## Start Data rows

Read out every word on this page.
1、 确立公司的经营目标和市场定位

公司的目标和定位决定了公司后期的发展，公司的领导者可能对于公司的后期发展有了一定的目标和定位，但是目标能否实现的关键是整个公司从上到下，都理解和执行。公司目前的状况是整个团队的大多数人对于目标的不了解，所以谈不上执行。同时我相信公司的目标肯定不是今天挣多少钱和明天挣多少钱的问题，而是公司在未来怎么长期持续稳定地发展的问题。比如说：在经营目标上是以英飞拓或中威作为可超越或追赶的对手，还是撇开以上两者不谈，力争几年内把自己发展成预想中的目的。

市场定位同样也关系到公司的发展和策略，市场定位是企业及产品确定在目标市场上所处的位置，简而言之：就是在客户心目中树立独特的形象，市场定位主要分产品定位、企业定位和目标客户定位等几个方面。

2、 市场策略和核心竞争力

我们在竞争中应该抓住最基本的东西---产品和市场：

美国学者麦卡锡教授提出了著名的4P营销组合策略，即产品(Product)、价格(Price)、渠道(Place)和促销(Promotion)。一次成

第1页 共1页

## End Data rows

- Objective:
Restate the data above word for word, please.

- Final result:
Read out every word on this page.
1、 确立公司的经营目标和市场定位

公司的目标和定位决定了公司后期的发展，公司的领导者可能对于公司的后期发展有了一定的目标和定位，但是目标能否实现的关键是整个公司从上到下，都理解和执行。公司目前的状况是整个团队的大多数人对于目标的不了解，所以谈不上执行。同时我相信公司的目标肯定不是今天挣多少钱和明天挣多少钱的问题，而是公司在未来怎么长期持续稳定地发展的问题。比如说：在经营目标上是以英飞拓或中威作为可超越或追赶的对手，还是撇开以上两者不谈，力争几年内把自己发展成预想中的目的。

市场定位同样也关系到公司的发展和策略，市场定位是企业及产品确定在目标市场上所处的位置，简而言之：就是在客户心目中树立独特的形象，市场定位主要分产品定位、企业定位和目标客户定位等几个方面。

2、 市场策略和核心竞争力

我们在竞争中应该抓住最基本的东西---产品和市场：

美国学者麦卡锡教授提出了著名的4P营销组合策略，即产品(Product)、价格(Price)、渠道(Place)和促销(Promotion)。一次成

第1页 共1页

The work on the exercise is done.